[Records of where elements appear on the page]
--- START ---

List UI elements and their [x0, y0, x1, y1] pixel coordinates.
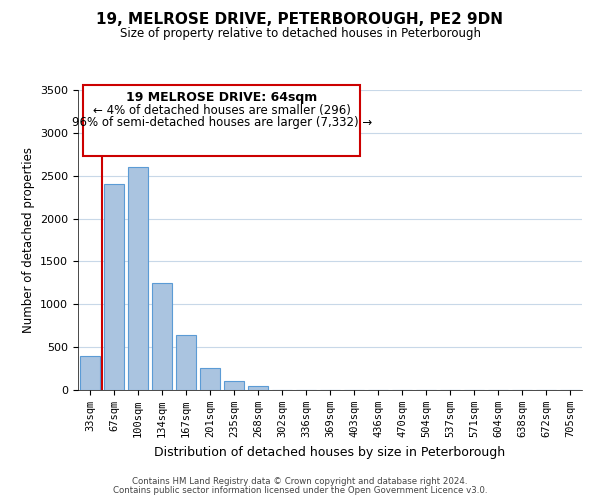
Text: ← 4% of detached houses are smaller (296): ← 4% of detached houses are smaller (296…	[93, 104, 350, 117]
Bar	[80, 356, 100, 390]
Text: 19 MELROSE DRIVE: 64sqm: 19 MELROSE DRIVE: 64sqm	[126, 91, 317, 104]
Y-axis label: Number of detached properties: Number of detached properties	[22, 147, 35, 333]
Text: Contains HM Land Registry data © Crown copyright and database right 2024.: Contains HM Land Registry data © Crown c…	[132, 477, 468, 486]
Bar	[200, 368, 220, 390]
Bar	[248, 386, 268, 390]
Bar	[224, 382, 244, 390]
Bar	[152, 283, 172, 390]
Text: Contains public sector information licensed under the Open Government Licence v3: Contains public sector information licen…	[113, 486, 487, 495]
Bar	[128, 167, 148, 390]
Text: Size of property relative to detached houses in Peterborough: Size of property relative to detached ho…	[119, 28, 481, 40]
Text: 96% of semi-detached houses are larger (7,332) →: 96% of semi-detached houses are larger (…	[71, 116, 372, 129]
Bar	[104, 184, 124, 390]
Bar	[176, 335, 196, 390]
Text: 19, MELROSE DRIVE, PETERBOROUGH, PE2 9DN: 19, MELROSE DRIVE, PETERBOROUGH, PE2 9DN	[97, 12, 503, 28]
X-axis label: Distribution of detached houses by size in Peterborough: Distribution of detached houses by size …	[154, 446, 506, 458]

--- END ---

### Exercise instructions
Update the records starting at the line that contains "Text: ← 4% of" and ending at the last line of the records. Replace "Bar" with "Column" and keep everything else unchanged.

### Response to the exercise
Text: ← 4% of detached houses are smaller (296): ← 4% of detached houses are smaller (296…	[93, 104, 350, 117]
Column	[80, 356, 100, 390]
Text: 19 MELROSE DRIVE: 64sqm: 19 MELROSE DRIVE: 64sqm	[126, 91, 317, 104]
Y-axis label: Number of detached properties: Number of detached properties	[22, 147, 35, 333]
Text: Contains HM Land Registry data © Crown copyright and database right 2024.: Contains HM Land Registry data © Crown c…	[132, 477, 468, 486]
Column	[200, 368, 220, 390]
Column	[248, 386, 268, 390]
Column	[224, 382, 244, 390]
Column	[152, 283, 172, 390]
Text: Contains public sector information licensed under the Open Government Licence v3: Contains public sector information licen…	[113, 486, 487, 495]
Column	[128, 167, 148, 390]
Text: Size of property relative to detached houses in Peterborough: Size of property relative to detached ho…	[119, 28, 481, 40]
Text: 96% of semi-detached houses are larger (7,332) →: 96% of semi-detached houses are larger (…	[71, 116, 372, 129]
Column	[104, 184, 124, 390]
Column	[176, 335, 196, 390]
Text: 19, MELROSE DRIVE, PETERBOROUGH, PE2 9DN: 19, MELROSE DRIVE, PETERBOROUGH, PE2 9DN	[97, 12, 503, 28]
X-axis label: Distribution of detached houses by size in Peterborough: Distribution of detached houses by size …	[154, 446, 506, 458]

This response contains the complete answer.